**Set problem:** Report, word for word, every line of the material that contains "MEBT".

**Exercise material:**
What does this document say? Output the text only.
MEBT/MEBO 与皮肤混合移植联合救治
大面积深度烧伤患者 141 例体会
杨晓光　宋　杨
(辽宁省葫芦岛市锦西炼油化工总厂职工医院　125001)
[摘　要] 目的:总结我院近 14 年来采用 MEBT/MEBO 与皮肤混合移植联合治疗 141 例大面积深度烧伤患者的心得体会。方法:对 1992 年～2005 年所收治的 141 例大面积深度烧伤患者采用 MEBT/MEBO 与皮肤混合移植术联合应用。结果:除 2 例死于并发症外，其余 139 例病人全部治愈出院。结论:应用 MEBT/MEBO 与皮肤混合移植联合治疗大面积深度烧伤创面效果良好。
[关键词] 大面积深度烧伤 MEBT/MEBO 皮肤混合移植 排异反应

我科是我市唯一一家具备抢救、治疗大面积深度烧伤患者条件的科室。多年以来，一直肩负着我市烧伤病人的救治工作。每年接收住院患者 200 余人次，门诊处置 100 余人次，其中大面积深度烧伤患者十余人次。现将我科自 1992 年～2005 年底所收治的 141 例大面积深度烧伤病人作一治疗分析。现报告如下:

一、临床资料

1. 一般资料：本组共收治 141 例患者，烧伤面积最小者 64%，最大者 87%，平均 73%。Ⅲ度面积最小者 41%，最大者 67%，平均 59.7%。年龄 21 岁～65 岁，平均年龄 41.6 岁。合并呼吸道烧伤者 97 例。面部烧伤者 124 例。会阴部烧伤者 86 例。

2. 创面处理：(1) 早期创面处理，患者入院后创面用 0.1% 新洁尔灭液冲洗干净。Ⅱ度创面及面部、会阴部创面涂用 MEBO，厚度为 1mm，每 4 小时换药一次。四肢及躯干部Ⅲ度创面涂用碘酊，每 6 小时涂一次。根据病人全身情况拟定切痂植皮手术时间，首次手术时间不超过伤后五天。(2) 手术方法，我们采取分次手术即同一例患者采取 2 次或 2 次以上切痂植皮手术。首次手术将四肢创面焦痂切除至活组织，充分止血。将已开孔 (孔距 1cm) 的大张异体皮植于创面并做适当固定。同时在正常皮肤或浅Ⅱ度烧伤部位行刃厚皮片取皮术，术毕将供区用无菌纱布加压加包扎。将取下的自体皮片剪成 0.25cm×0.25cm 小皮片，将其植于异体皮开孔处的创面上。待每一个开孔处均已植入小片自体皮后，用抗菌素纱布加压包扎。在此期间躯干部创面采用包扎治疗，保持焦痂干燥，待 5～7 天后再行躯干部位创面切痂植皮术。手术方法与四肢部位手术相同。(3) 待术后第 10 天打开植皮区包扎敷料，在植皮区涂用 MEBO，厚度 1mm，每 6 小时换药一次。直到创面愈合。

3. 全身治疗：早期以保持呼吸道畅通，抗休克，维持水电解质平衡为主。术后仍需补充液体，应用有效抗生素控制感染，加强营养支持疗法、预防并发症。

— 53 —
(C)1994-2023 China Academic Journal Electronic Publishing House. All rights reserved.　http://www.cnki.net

**The reply:**
MEBT/MEBO 与皮肤混合移植联合救治
[摘　要] 目的:总结我院近 14 年来采用 MEBT/MEBO 与皮肤混合移植联合治疗 141 例大面积深度烧伤患者的心得体会。方法:对 1992 年～2005 年所收治的 141 例大面积深度烧伤患者采用 MEBT/MEBO 与皮肤混合移植术联合应用。结果:除 2 例死于并发症外，其余 139 例病人全部治愈出院。结论:应用 MEBT/MEBO 与皮肤混合移植联合治疗大面积深度烧伤创面效果良好。
[关键词] 大面积深度烧伤 MEBT/MEBO 皮肤混合移植 排异反应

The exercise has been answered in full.